#### Prompt
Using the listing below, extract each line that has the word "related" in it.

#### Provided information
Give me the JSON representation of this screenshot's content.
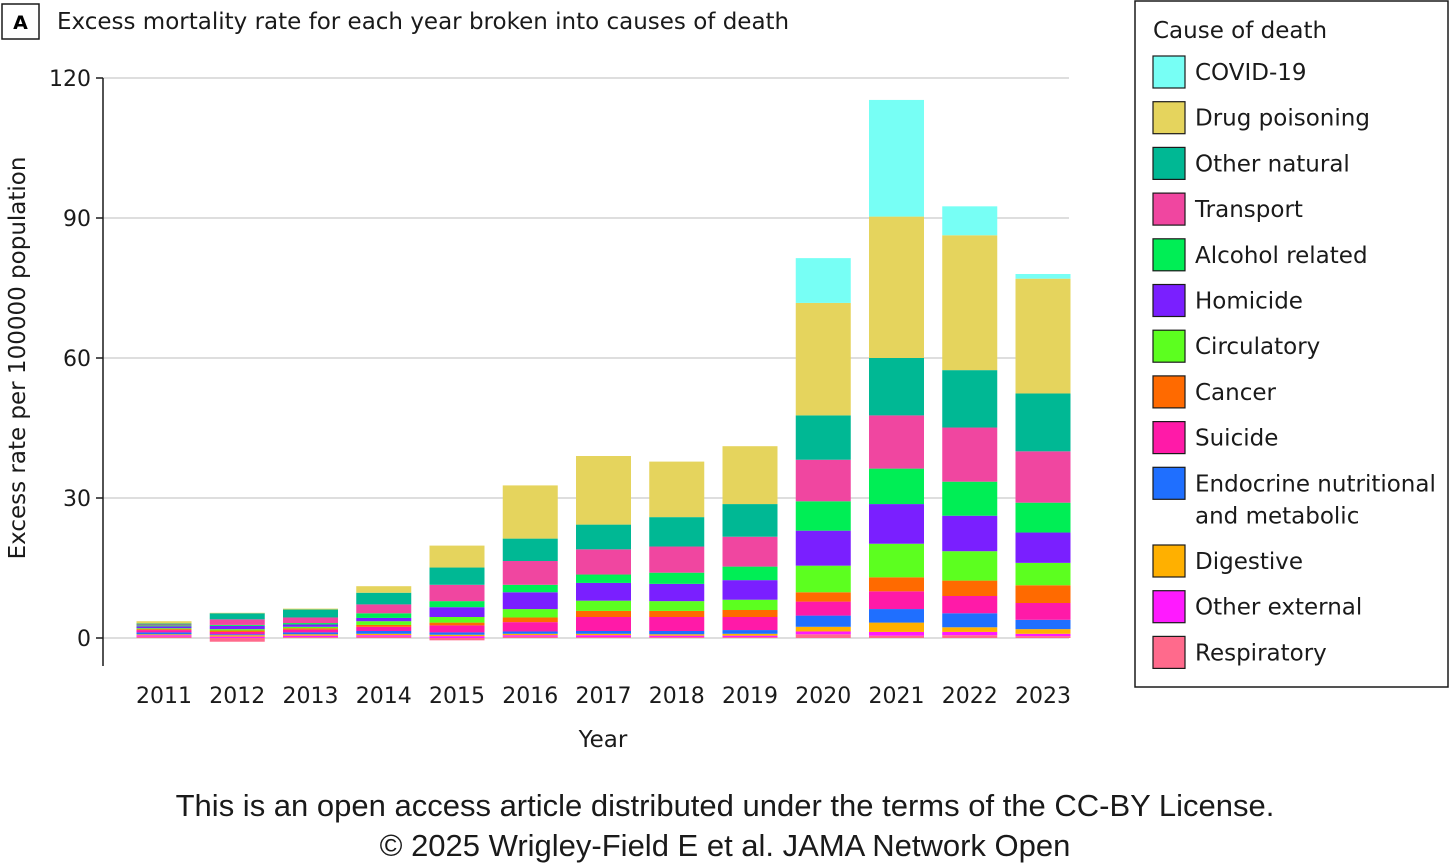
{
  "panel_label": "A",
  "footer": {
    "line1": "This is an open access article distributed under the terms of the CC-BY License.",
    "line2": "© 2025 Wrigley-Field E et al. JAMA Network Open"
  },
  "chart_data": {
    "type": "bar",
    "stacked": true,
    "title": "Excess mortality rate for each year broken into causes of death",
    "xlabel": "Year",
    "ylabel": "Excess rate per 100000 population",
    "ylim": [
      -6,
      120
    ],
    "yticks": [
      0,
      30,
      60,
      90,
      120
    ],
    "grid": true,
    "legend_title": "Cause of death",
    "legend_position": "right",
    "categories": [
      "2011",
      "2012",
      "2013",
      "2014",
      "2015",
      "2016",
      "2017",
      "2018",
      "2019",
      "2020",
      "2021",
      "2022",
      "2023"
    ],
    "series": [
      {
        "name": "Respiratory",
        "color": "#ff6a8c",
        "values": [
          0.3,
          -0.8,
          0.2,
          0.3,
          -0.5,
          0.3,
          0.2,
          0.2,
          0.2,
          0.8,
          0.5,
          0.6,
          0.4
        ]
      },
      {
        "name": "Other external",
        "color": "#ff1aff",
        "values": [
          0.3,
          0.3,
          0.3,
          0.3,
          0.4,
          0.3,
          0.4,
          0.3,
          0.3,
          0.6,
          0.8,
          0.7,
          0.5
        ]
      },
      {
        "name": "Digestive",
        "color": "#ffb000",
        "values": [
          0.2,
          0.3,
          0.3,
          0.3,
          0.3,
          0.3,
          0.3,
          0.3,
          0.4,
          1.0,
          2.0,
          1.0,
          1.0
        ]
      },
      {
        "name": "Endocrine nutritional and metabolic",
        "color": "#1f6fff",
        "values": [
          0.4,
          0.2,
          0.4,
          0.6,
          0.5,
          0.5,
          0.6,
          0.7,
          0.8,
          2.4,
          2.9,
          3.0,
          2.0
        ]
      },
      {
        "name": "Suicide",
        "color": "#ff1aa8",
        "values": [
          0.5,
          0.5,
          0.6,
          0.9,
          1.5,
          2.0,
          3.0,
          3.0,
          2.8,
          3.0,
          3.8,
          3.7,
          3.6
        ]
      },
      {
        "name": "Cancer",
        "color": "#ff6a00",
        "values": [
          0.2,
          0.3,
          0.3,
          0.4,
          0.6,
          1.0,
          1.3,
          1.3,
          1.5,
          2.0,
          3.0,
          3.3,
          3.8
        ]
      },
      {
        "name": "Circulatory",
        "color": "#5cff1f",
        "values": [
          0.2,
          0.3,
          0.3,
          0.8,
          1.2,
          1.8,
          2.2,
          2.1,
          2.2,
          5.7,
          7.2,
          6.3,
          4.8
        ]
      },
      {
        "name": "Homicide",
        "color": "#7a1fff",
        "values": [
          0.4,
          0.7,
          0.5,
          0.7,
          2.1,
          3.6,
          3.8,
          3.7,
          4.2,
          7.5,
          8.5,
          7.6,
          6.5
        ]
      },
      {
        "name": "Alcohol related",
        "color": "#00ee55",
        "values": [
          0.2,
          0.2,
          0.3,
          1.0,
          1.3,
          1.6,
          1.8,
          2.4,
          2.9,
          6.3,
          7.6,
          7.3,
          6.4
        ]
      },
      {
        "name": "Transport",
        "color": "#f046a0",
        "values": [
          0.2,
          1.2,
          1.2,
          1.9,
          3.5,
          5.1,
          5.4,
          5.6,
          6.4,
          8.9,
          11.4,
          11.6,
          11.0
        ]
      },
      {
        "name": "Other natural",
        "color": "#00b894",
        "values": [
          0.2,
          1.3,
          1.7,
          2.5,
          3.7,
          4.8,
          5.3,
          6.3,
          7.0,
          9.5,
          12.3,
          12.3,
          12.4
        ]
      },
      {
        "name": "Drug poisoning",
        "color": "#e5d45d",
        "values": [
          0.5,
          0.1,
          0.2,
          1.4,
          4.7,
          11.4,
          14.7,
          11.9,
          12.4,
          24.1,
          30.3,
          28.9,
          24.6
        ]
      },
      {
        "name": "COVID-19",
        "color": "#77fff5",
        "values": [
          0,
          0,
          0,
          0,
          0,
          0,
          0,
          0,
          0,
          9.6,
          25.0,
          6.2,
          1.0
        ]
      }
    ],
    "legend_order": [
      "COVID-19",
      "Drug poisoning",
      "Other natural",
      "Transport",
      "Alcohol related",
      "Homicide",
      "Circulatory",
      "Cancer",
      "Suicide",
      "Endocrine nutritional and metabolic",
      "Digestive",
      "Other external",
      "Respiratory"
    ],
    "legend_lines": {
      "Endocrine nutritional and metabolic": [
        "Endocrine nutritional",
        "and metabolic"
      ]
    }
  }
}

#### Final result
        "name": "Alcohol related",
      "Alcohol related",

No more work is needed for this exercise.